* WHAT YOU WILL DO *
Locate all lines with the word "this". Copy them.

* DATASET ROWS *
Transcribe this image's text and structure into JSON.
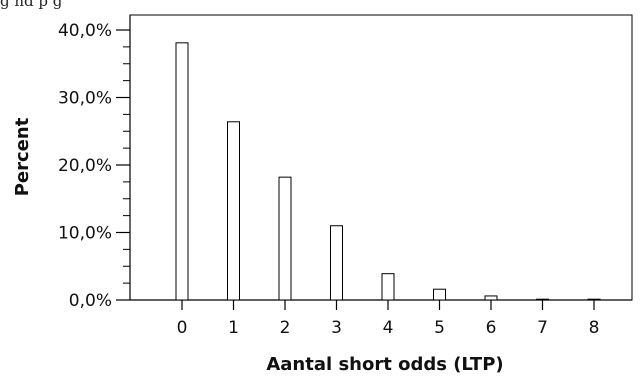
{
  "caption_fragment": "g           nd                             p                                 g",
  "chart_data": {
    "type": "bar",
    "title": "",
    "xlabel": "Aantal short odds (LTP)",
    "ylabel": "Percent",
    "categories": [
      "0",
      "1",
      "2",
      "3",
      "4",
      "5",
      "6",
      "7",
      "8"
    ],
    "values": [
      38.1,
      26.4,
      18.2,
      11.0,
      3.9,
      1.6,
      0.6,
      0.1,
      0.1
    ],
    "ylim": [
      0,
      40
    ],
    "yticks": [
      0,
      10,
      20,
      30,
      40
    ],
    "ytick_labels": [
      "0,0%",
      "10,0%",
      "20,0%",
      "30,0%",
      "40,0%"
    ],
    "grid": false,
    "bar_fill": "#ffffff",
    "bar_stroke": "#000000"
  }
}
---
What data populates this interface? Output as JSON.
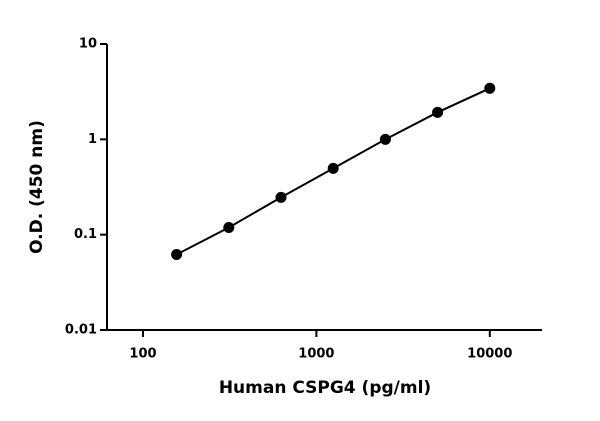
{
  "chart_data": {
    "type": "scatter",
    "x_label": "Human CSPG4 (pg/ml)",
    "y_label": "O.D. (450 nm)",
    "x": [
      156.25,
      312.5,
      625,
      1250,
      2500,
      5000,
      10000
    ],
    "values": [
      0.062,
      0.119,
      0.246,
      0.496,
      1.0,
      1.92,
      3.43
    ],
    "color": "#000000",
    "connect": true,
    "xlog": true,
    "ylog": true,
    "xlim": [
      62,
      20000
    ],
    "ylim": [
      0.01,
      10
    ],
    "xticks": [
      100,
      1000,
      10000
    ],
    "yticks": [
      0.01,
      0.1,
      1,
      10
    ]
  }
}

* EXERCISE OUTPUT *
Transcribe this image's text and structure into JSON.
What data populates this interface? Output as JSON.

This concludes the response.